- Фрагмент текста
┏━━

Мы подозрительно покосились на двери и затем… расхохотались. – Никого! Мы были действительно совсем одни. Тогда я взял ларец с драгоценностями моей матери и преподнес его Ксении. Хотя она и была равнодушна к драгоценным камням, она все же залюбовалась красивой бриллиантовой диадемой и сапфирами.
Мы расстались в час ночи, чтобы надеть наши брачные одежды. Проходя в спальную к жене, я увидел в зеркале отражение моей фигуры, задрапированной в серебряную парчу, и мой смешной вид заставил меня снова расхохотаться. Я был похож на оперного султана в последнем акте…
На следующее утро мы возвратились в С. Петербург для окончания свадебного церемониала, который заключался в приеме поздравлений дипломатического корпуса в Зимнем Дворце, в посещении усыпальницы наших царственных предков в Петропавловском соборе и поклонении чудотворной иконе Спасителя в домики Петра Великого. На вокзале нас ожидал экстренный поезд. Быстро промчались семьдесят два часа пути, и новая хозяйка водворилась в Ай-Тодор. Здесь мы строили планы на многие годы вперед и рассчитывали прожить жизнь, полную безоблачного счастья.
Кто мог думать в этот бледно-синий июльский вечер в 1894 году, что только три месяца отделяют нас от самой страшной катастрофы в истории Российской Империи. Кто мог предвидеть, что Император Александр III умрет в возрасте 49 лет от роду, оставив незавершенным монарший труд свой и вручив судьбу шестой части мира в дрожащие руки растерявшегося юноши.
Ксения и Александр Михайлович обвенчались 25 июля 1894 года.
Александр Михайлович пытался стать ближайшим другом и советником Николая Александровича и по его поручению сделал не мало для развития Российской авиации. Лето он и его жена проводили в Крымском имении Ай-Тодор, откуда Ксения писала подруге – Александре Александровне Оболенской, урожденной Апраксинаой (1851–1943), жене кн. В. С. Оболенского и фрейлине Императрицы Марии Федоровны. Их переписка началась, когда Ксения была еще девочкой. Эти письма сохранились, и они рассказывают о том, как жизнь, которая казалась такой мирной и счастливой превратилась для великой княгини в кошмар.

┗━━

- Ваши задания
1. Определите, согласуются ли с текстом о свадьбе Ксении утверждения (a), (b) и (c): (a) Ксения очень увлекалась драгоценными камнями; (b) путь до Ай-Тодора занял семьдесят два часа; (c) переписка Ксении с Оболенской началась, когда Ксения уже была замужем. На каждое ответьте «да» или «нет» и приведите решающие слова текста в точной цитате.
2. Выпишите без изменений строки записей между строкой, содержащей «Point [100, 384, 122, 399]», и строкой, содержащей «Point [94, 384, 117, 399]», включительно.

- Список записей
┏━━

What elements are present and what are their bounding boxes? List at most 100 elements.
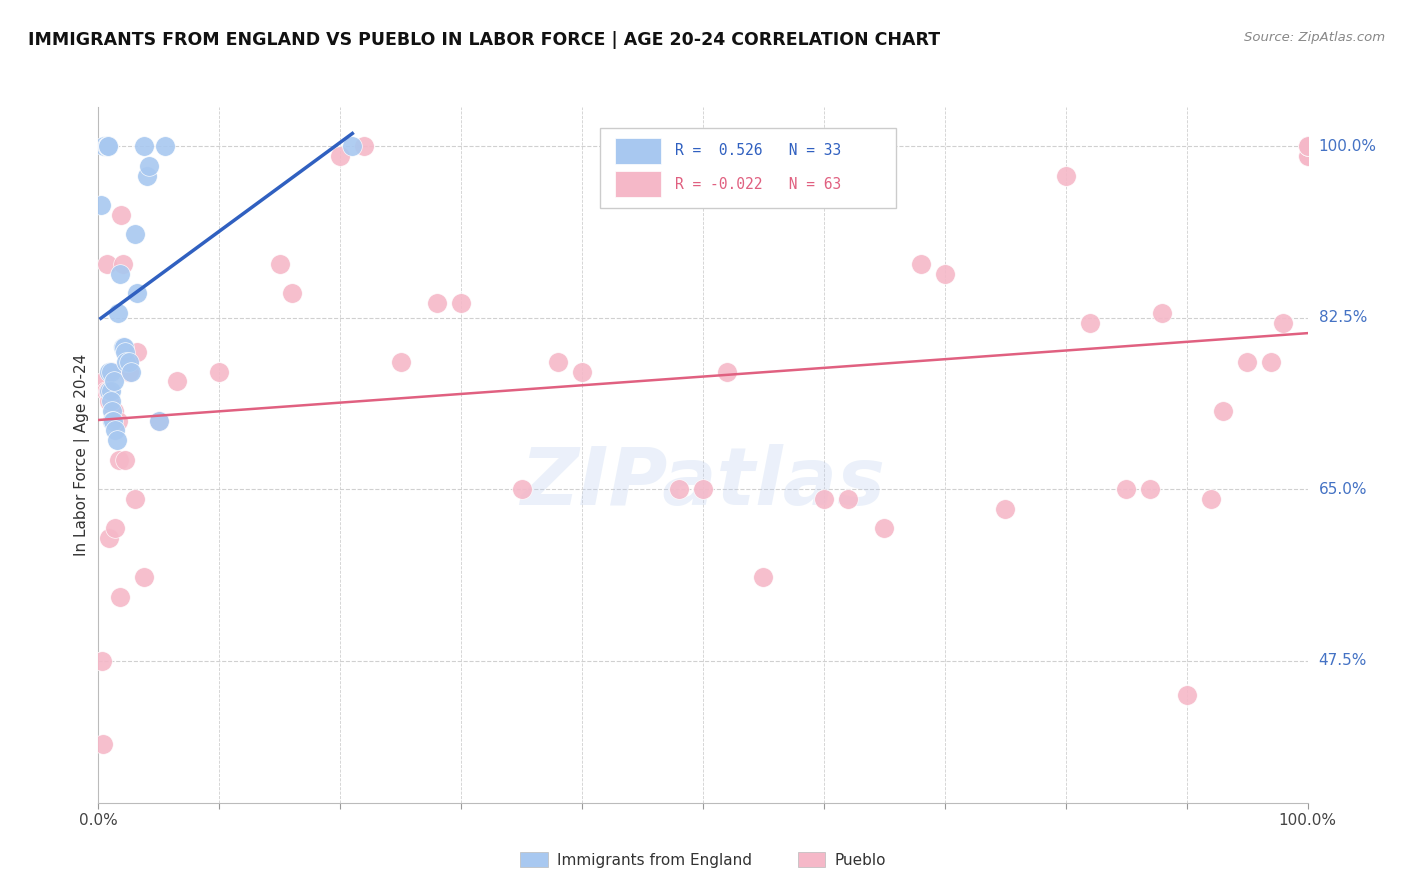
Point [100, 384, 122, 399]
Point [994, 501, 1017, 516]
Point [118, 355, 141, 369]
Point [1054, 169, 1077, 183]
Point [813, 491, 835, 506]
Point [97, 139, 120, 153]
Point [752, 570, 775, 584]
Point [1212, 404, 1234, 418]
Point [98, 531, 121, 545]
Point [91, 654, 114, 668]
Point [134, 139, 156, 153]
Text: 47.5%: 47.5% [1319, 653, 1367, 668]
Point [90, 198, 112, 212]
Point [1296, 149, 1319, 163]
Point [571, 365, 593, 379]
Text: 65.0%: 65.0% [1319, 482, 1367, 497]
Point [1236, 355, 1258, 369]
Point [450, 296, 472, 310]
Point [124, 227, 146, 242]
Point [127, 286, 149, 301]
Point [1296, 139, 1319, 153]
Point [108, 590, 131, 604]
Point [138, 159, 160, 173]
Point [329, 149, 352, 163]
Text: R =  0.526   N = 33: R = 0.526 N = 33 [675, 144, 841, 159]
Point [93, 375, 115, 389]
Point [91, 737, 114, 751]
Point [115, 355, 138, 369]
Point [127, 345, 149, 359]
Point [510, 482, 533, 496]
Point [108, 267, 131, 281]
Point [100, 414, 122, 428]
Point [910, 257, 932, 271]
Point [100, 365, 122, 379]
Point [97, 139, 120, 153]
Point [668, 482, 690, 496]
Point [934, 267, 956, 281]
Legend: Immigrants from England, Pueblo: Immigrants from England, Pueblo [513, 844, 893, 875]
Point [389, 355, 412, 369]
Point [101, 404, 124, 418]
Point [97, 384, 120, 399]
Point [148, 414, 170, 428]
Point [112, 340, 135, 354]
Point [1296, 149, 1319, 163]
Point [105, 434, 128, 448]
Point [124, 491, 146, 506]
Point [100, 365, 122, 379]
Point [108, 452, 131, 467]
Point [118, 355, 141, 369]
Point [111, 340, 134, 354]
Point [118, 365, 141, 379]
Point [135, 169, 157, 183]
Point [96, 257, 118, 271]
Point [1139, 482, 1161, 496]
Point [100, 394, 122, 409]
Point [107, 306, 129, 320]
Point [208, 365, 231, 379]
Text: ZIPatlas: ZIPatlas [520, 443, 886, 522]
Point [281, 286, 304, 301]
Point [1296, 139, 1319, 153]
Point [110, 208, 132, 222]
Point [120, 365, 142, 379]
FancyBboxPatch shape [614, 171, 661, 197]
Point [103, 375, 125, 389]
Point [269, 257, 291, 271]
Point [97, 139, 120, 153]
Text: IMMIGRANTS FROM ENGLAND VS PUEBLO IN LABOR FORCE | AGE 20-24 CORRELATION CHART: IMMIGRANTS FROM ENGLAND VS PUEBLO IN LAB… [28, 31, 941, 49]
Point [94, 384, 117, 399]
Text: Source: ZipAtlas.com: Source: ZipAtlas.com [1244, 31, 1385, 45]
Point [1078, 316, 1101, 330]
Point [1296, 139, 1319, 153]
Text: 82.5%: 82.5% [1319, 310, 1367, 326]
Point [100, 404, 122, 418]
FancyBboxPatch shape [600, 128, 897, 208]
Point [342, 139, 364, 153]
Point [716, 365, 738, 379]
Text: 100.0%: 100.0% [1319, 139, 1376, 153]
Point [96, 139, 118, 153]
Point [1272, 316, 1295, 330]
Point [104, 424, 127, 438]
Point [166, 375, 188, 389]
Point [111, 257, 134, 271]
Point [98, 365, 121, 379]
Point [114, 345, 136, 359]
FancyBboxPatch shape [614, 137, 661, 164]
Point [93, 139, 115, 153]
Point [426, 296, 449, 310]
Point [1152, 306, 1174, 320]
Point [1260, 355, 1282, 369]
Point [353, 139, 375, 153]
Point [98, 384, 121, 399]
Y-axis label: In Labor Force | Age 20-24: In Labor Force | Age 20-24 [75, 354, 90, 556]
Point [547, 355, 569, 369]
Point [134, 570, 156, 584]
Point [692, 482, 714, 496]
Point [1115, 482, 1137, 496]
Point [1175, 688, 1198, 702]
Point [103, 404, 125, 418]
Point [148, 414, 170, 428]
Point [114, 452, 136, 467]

┗━━
┏━━

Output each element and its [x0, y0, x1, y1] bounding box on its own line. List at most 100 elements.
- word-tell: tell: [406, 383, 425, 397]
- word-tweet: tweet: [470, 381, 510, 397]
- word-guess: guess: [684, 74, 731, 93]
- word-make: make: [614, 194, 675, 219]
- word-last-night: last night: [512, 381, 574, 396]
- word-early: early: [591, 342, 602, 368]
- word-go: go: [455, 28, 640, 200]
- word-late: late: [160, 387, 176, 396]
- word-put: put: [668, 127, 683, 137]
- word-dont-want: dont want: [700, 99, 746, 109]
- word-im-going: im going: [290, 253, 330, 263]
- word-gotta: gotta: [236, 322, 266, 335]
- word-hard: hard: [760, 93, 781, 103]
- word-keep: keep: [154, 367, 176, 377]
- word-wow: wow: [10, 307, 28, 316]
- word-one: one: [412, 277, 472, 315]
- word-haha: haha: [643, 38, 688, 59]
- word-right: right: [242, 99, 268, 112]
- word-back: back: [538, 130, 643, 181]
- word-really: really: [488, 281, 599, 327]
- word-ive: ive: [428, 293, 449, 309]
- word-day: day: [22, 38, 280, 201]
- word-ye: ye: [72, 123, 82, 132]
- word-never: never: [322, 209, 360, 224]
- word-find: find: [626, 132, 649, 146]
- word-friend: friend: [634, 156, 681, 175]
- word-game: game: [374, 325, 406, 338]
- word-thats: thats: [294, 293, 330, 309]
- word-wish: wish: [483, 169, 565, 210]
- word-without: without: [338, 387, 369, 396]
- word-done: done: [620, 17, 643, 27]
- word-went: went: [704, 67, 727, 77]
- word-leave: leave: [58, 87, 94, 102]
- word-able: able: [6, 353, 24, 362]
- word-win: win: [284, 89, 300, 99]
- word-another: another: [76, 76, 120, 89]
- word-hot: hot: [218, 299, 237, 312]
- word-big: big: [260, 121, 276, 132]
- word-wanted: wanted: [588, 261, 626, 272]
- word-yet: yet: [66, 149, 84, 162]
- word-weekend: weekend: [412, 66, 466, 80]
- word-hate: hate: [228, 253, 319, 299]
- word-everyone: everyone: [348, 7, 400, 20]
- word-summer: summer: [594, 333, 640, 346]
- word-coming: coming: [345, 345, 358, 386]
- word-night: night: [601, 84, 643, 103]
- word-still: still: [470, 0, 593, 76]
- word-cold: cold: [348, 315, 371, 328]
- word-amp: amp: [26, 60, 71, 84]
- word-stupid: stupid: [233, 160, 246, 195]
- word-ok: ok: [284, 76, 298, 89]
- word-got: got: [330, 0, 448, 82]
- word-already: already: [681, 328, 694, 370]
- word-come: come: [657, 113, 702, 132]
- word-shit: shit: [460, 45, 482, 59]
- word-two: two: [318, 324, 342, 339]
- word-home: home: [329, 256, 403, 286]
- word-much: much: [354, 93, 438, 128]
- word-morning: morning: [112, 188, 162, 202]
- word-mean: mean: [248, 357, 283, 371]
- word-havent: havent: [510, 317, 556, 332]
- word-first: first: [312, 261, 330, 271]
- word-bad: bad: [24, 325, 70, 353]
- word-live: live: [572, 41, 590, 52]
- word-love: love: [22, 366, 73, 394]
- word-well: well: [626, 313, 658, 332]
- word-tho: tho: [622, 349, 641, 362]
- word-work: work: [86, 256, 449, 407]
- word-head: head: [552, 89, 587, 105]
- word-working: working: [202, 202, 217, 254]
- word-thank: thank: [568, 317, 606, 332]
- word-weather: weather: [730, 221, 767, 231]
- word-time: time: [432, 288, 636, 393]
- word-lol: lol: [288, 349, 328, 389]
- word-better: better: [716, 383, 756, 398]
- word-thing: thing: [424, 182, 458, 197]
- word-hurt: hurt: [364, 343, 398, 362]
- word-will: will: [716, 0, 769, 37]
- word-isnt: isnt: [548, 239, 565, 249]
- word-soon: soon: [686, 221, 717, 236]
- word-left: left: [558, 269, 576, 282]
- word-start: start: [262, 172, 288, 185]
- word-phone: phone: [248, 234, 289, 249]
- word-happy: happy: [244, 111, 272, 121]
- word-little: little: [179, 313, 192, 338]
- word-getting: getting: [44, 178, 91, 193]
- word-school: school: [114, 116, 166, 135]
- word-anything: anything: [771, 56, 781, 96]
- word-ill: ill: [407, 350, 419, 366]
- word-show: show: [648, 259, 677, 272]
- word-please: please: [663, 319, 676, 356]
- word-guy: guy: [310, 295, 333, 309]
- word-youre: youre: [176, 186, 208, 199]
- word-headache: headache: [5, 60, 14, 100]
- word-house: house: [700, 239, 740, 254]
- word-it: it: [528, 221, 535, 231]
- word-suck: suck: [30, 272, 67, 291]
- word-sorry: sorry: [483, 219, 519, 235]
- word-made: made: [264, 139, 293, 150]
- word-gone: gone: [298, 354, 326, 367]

┗━━

- Ответы по заданиям
1.
(a) Нет: «Хотя она и была равнодушна к драгоценным камням».
(b) Да: «Быстро промчались семьдесят два часа пути, и новая хозяйка водворилась в Ай-Тодор».
(c) Нет: «Их переписка началась, когда Ксения была еще девочкой».

2.
Point [100, 384, 122, 399]
Point [994, 501, 1017, 516]
Point [118, 355, 141, 369]
Point [1054, 169, 1077, 183]
Point [813, 491, 835, 506]
Point [97, 139, 120, 153]
Point [752, 570, 775, 584]
Point [1212, 404, 1234, 418]
Point [98, 531, 121, 545]
Point [91, 654, 114, 668]
Point [134, 139, 156, 153]
Text: 47.5%: 47.5% [1319, 653, 1367, 668]
Point [90, 198, 112, 212]
Point [1296, 149, 1319, 163]
Point [571, 365, 593, 379]
Text: 65.0%: 65.0% [1319, 482, 1367, 497]
Point [1236, 355, 1258, 369]
Point [450, 296, 472, 310]
Point [124, 227, 146, 242]
Point [127, 286, 149, 301]
Point [1296, 139, 1319, 153]
Point [108, 590, 131, 604]
Point [138, 159, 160, 173]
Point [329, 149, 352, 163]
Text: R =  0.526   N = 33: R = 0.526 N = 33 [675, 144, 841, 159]
Point [93, 375, 115, 389]
Point [91, 737, 114, 751]
Point [115, 355, 138, 369]
Point [127, 345, 149, 359]
Point [510, 482, 533, 496]
Point [108, 267, 131, 281]
Point [100, 414, 122, 428]
Point [910, 257, 932, 271]
Point [100, 365, 122, 379]
Point [97, 139, 120, 153]
Point [668, 482, 690, 496]
Point [934, 267, 956, 281]
Legend: Immigrants from England, Pueblo: Immigrants from England, Pueblo [513, 844, 893, 875]
Point [389, 355, 412, 369]
Point [101, 404, 124, 418]
Point [97, 384, 120, 399]
Point [148, 414, 170, 428]
Point [112, 340, 135, 354]
Point [1296, 149, 1319, 163]
Point [105, 434, 128, 448]
Point [124, 491, 146, 506]
Point [100, 365, 122, 379]
Point [108, 452, 131, 467]
Point [118, 355, 141, 369]
Point [111, 340, 134, 354]
Point [118, 365, 141, 379]
Point [135, 169, 157, 183]
Point [96, 257, 118, 271]
Point [1139, 482, 1161, 496]
Point [100, 394, 122, 409]
Point [107, 306, 129, 320]
Point [208, 365, 231, 379]
Text: ZIPatlas: ZIPatlas [520, 443, 886, 522]
Point [281, 286, 304, 301]
Point [1296, 139, 1319, 153]
Point [110, 208, 132, 222]
Point [120, 365, 142, 379]
FancyBboxPatch shape [614, 171, 661, 197]
Point [103, 375, 125, 389]
Point [269, 257, 291, 271]
Point [97, 139, 120, 153]
Text: IMMIGRANTS FROM ENGLAND VS PUEBLO IN LABOR FORCE | AGE 20-24 CORRELATION CHART: IMMIGRANTS FROM ENGLAND VS PUEBLO IN LAB… [28, 31, 941, 49]
Point [94, 384, 117, 399]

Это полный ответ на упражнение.